Every record below should be written out exactly; pictures stay out.

— Start Dataset records —

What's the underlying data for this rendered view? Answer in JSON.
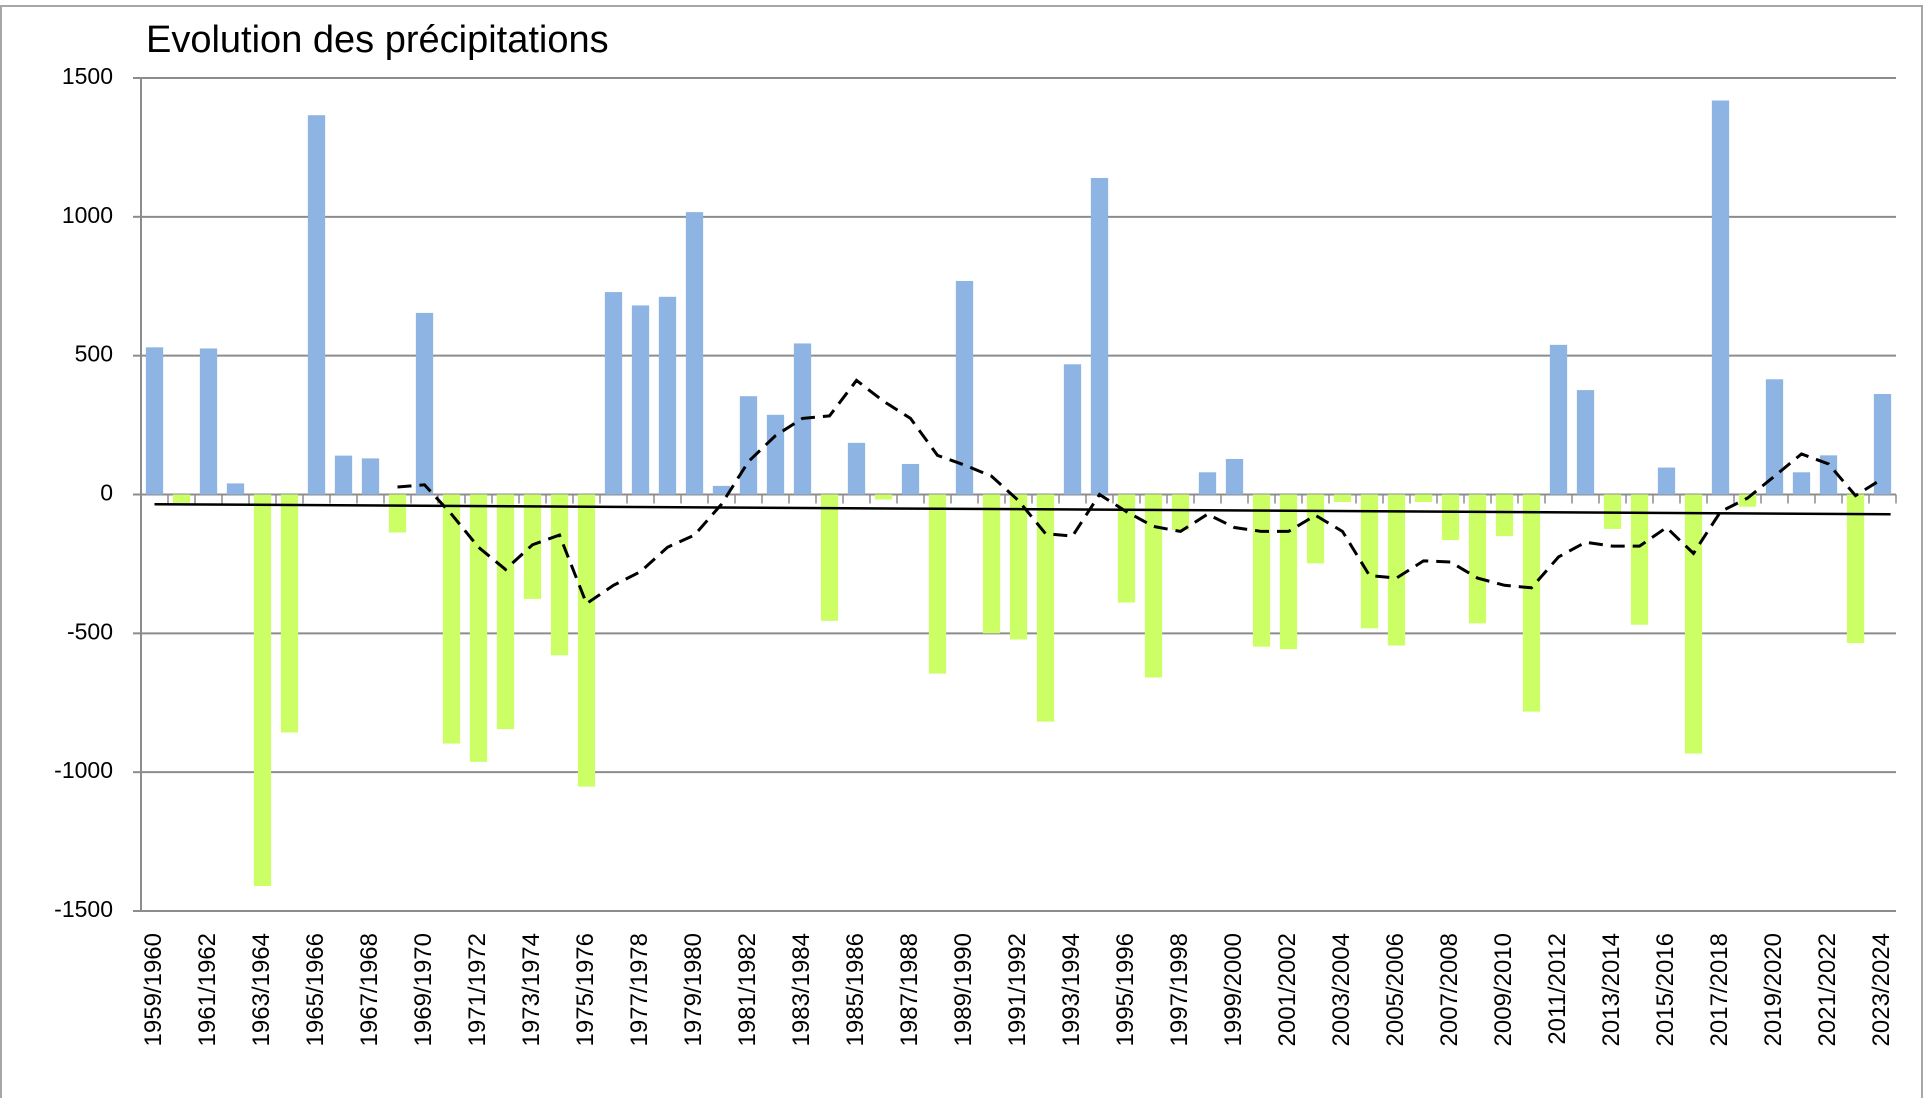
{
  "chart_data": {
    "type": "bar",
    "title": "Evolution des précipitations",
    "categories": [
      "1959/1960",
      null,
      "1961/1962",
      null,
      "1963/1964",
      null,
      "1965/1966",
      null,
      "1967/1968",
      null,
      "1969/1970",
      null,
      "1971/1972",
      null,
      "1973/1974",
      null,
      "1975/1976",
      null,
      "1977/1978",
      null,
      "1979/1980",
      null,
      "1981/1982",
      null,
      "1983/1984",
      null,
      "1985/1986",
      null,
      "1987/1988",
      null,
      "1989/1990",
      null,
      "1991/1992",
      null,
      "1993/1994",
      null,
      "1995/1996",
      null,
      "1997/1998",
      null,
      "1999/2000",
      null,
      "2001/2002",
      null,
      "2003/2004",
      null,
      "2005/2006",
      null,
      "2007/2008",
      null,
      "2009/2010",
      null,
      "2011/2012",
      null,
      "2013/2014",
      null,
      "2015/2016",
      null,
      "2017/2018",
      null,
      "2019/2020",
      null,
      "2021/2022",
      null,
      "2023/2024"
    ],
    "values": [
      530,
      -30,
      526,
      40,
      -1410,
      -857,
      1366,
      140,
      130,
      -137,
      654,
      -897,
      -963,
      -845,
      -376,
      -579,
      -1052,
      729,
      681,
      712,
      1017,
      31,
      354,
      287,
      544,
      -455,
      186,
      -18,
      110,
      -645,
      769,
      -500,
      -522,
      -818,
      469,
      1140,
      -389,
      -659,
      -128,
      80,
      128,
      -548,
      -557,
      -248,
      -27,
      -482,
      -544,
      -27,
      -164,
      -464,
      -150,
      -782,
      539,
      376,
      -124,
      -469,
      97,
      -933,
      1419,
      -44,
      415,
      80,
      141,
      -535,
      362
    ],
    "positive_color": "#8db4e2",
    "negative_color": "#ccff66",
    "moving_average": {
      "color": "#000000",
      "dashed": true,
      "values": [
        null,
        null,
        null,
        null,
        null,
        null,
        null,
        null,
        null,
        27,
        35,
        -71,
        -190,
        -270,
        -181,
        -146,
        -393,
        -327,
        -278,
        -190,
        -146,
        -35,
        119,
        212,
        274,
        283,
        411,
        336,
        274,
        141,
        106,
        66,
        -22,
        -141,
        -150,
        0,
        -62,
        -115,
        -133,
        -71,
        -119,
        -133,
        -133,
        -75,
        -133,
        -292,
        -301,
        -239,
        -243,
        -301,
        -327,
        -336,
        -225,
        -172,
        -186,
        -186,
        -119,
        -212,
        -62,
        -13,
        66,
        146,
        110,
        -4,
        57
      ]
    },
    "trend": {
      "color": "#000000",
      "start": -35,
      "end": -71
    },
    "ylim": [
      -1500,
      1500
    ],
    "yticks": [
      -1500,
      -1000,
      -500,
      0,
      500,
      1000,
      1500
    ],
    "grid": true
  }
}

— End Dataset records —

#### Reply to the exercise:
What's the underlying data for this rendered view? Answer in JSON.
{
  "chart_data": {
    "type": "bar",
    "title": "Evolution des précipitations",
    "categories": [
      "1959/1960",
      null,
      "1961/1962",
      null,
      "1963/1964",
      null,
      "1965/1966",
      null,
      "1967/1968",
      null,
      "1969/1970",
      null,
      "1971/1972",
      null,
      "1973/1974",
      null,
      "1975/1976",
      null,
      "1977/1978",
      null,
      "1979/1980",
      null,
      "1981/1982",
      null,
      "1983/1984",
      null,
      "1985/1986",
      null,
      "1987/1988",
      null,
      "1989/1990",
      null,
      "1991/1992",
      null,
      "1993/1994",
      null,
      "1995/1996",
      null,
      "1997/1998",
      null,
      "1999/2000",
      null,
      "2001/2002",
      null,
      "2003/2004",
      null,
      "2005/2006",
      null,
      "2007/2008",
      null,
      "2009/2010",
      null,
      "2011/2012",
      null,
      "2013/2014",
      null,
      "2015/2016",
      null,
      "2017/2018",
      null,
      "2019/2020",
      null,
      "2021/2022",
      null,
      "2023/2024"
    ],
    "values": [
      530,
      -30,
      526,
      40,
      -1410,
      -857,
      1366,
      140,
      130,
      -137,
      654,
      -897,
      -963,
      -845,
      -376,
      -579,
      -1052,
      729,
      681,
      712,
      1017,
      31,
      354,
      287,
      544,
      -455,
      186,
      -18,
      110,
      -645,
      769,
      -500,
      -522,
      -818,
      469,
      1140,
      -389,
      -659,
      -128,
      80,
      128,
      -548,
      -557,
      -248,
      -27,
      -482,
      -544,
      -27,
      -164,
      -464,
      -150,
      -782,
      539,
      376,
      -124,
      -469,
      97,
      -933,
      1419,
      -44,
      415,
      80,
      141,
      -535,
      362
    ],
    "positive_color": "#8db4e2",
    "negative_color": "#ccff66",
    "moving_average": {
      "color": "#000000",
      "dashed": true,
      "values": [
        null,
        null,
        null,
        null,
        null,
        null,
        null,
        null,
        null,
        27,
        35,
        -71,
        -190,
        -270,
        -181,
        -146,
        -393,
        -327,
        -278,
        -190,
        -146,
        -35,
        119,
        212,
        274,
        283,
        411,
        336,
        274,
        141,
        106,
        66,
        -22,
        -141,
        -150,
        0,
        -62,
        -115,
        -133,
        -71,
        -119,
        -133,
        -133,
        -75,
        -133,
        -292,
        -301,
        -239,
        -243,
        -301,
        -327,
        -336,
        -225,
        -172,
        -186,
        -186,
        -119,
        -212,
        -62,
        -13,
        66,
        146,
        110,
        -4,
        57
      ]
    },
    "trend": {
      "color": "#000000",
      "start": -35,
      "end": -71
    },
    "ylim": [
      -1500,
      1500
    ],
    "yticks": [
      -1500,
      -1000,
      -500,
      0,
      500,
      1000,
      1500
    ],
    "grid": true
  }
}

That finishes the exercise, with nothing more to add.